▸ Brief
Count how many lines mention the word "غیرفلزی". Write that number alone.

▸ Supplied entries
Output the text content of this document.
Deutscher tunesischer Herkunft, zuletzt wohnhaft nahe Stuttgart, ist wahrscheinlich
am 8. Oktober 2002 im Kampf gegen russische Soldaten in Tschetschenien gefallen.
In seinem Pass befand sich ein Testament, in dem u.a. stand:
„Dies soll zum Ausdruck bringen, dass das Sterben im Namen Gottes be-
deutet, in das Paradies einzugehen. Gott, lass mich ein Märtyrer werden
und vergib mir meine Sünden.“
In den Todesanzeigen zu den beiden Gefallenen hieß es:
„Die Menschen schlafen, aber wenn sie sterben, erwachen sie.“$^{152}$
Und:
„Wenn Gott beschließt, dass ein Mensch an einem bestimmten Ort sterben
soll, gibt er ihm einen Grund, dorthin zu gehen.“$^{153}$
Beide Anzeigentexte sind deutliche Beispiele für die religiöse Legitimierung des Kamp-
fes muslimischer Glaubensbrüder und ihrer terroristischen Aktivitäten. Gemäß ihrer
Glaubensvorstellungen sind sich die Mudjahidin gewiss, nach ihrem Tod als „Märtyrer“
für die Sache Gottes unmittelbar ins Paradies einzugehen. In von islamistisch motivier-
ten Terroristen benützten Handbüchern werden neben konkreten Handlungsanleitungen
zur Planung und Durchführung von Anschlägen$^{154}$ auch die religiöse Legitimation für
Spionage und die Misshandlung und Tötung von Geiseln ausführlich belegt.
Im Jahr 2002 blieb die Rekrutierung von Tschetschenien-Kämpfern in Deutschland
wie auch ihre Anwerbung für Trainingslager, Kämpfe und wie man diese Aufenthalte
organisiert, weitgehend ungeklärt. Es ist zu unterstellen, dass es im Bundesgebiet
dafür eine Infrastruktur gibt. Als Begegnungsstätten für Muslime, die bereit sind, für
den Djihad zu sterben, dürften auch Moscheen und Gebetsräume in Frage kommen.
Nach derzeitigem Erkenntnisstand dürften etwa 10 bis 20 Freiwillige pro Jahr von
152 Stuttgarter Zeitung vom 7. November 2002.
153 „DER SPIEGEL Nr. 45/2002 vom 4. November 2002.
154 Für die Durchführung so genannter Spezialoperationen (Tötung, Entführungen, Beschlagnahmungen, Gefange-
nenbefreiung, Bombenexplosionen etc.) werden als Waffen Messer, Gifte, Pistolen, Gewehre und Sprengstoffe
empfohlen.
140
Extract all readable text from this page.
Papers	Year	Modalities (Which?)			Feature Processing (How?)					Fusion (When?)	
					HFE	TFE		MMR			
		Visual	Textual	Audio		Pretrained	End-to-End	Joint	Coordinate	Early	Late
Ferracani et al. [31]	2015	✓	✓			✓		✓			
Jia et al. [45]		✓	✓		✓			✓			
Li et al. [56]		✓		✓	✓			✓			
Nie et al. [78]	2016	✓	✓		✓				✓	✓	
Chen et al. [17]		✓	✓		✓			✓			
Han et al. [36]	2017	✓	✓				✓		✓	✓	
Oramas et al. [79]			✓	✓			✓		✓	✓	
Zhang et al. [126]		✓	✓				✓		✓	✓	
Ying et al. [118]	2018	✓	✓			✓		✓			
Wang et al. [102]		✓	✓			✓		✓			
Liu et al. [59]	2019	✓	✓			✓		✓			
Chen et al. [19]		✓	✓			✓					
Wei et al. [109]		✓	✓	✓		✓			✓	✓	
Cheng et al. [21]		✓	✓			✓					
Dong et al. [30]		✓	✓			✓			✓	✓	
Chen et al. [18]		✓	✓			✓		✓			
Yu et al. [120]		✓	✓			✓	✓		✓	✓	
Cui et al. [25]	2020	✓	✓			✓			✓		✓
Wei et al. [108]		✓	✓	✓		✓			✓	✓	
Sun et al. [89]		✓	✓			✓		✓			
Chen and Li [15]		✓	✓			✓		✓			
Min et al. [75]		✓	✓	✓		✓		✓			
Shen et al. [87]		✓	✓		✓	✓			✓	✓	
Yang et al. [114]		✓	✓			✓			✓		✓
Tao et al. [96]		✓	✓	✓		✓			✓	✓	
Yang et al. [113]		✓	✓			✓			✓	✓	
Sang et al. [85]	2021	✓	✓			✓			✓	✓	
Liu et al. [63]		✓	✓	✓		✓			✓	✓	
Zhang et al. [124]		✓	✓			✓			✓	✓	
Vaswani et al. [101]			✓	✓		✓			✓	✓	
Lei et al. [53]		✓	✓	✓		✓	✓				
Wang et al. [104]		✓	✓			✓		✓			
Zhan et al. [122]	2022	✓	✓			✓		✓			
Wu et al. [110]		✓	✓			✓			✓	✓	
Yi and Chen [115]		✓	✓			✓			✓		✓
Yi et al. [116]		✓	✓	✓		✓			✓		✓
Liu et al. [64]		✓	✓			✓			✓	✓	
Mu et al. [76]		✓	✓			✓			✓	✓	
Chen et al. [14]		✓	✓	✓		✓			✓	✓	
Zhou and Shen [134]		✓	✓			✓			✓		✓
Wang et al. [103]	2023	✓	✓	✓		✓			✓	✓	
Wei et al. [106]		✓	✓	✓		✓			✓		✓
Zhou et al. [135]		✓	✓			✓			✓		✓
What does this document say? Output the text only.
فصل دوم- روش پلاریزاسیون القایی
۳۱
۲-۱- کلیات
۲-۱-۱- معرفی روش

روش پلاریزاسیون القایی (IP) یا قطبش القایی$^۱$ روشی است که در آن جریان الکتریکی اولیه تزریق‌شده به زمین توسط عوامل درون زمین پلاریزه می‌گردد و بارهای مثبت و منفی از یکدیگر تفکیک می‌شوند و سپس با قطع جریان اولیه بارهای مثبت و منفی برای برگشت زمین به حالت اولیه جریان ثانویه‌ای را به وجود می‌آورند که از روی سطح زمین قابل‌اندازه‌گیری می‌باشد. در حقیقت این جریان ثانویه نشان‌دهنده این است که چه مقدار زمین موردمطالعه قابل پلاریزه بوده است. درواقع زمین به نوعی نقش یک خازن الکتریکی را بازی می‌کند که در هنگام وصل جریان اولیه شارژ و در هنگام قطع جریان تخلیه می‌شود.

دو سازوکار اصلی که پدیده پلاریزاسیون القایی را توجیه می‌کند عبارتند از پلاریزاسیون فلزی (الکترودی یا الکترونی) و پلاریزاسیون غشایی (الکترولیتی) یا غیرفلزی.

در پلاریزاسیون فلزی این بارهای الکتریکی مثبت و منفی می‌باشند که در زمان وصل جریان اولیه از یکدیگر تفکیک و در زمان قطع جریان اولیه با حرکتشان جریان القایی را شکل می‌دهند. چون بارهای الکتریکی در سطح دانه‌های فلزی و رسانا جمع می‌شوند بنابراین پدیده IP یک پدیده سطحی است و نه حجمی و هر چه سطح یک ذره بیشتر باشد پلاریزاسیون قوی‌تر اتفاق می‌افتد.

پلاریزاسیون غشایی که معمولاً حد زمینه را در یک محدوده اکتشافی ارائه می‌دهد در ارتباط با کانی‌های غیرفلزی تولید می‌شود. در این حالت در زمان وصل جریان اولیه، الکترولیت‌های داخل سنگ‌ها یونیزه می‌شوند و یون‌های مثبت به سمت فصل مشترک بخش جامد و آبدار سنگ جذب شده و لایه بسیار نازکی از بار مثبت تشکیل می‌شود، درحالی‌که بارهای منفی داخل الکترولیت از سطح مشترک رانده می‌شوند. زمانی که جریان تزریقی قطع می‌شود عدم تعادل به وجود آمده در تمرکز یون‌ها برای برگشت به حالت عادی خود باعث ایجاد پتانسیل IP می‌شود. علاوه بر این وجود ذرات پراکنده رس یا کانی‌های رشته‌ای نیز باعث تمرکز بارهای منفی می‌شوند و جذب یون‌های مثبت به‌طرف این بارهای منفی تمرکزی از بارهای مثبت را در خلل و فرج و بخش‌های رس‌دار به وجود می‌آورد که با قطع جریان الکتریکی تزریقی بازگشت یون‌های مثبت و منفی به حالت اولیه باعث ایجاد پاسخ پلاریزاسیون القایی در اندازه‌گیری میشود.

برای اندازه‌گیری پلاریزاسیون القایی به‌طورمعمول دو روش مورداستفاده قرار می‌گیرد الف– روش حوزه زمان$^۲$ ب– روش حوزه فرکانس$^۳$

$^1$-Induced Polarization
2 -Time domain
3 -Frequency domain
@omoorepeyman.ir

▸ Finished answer
2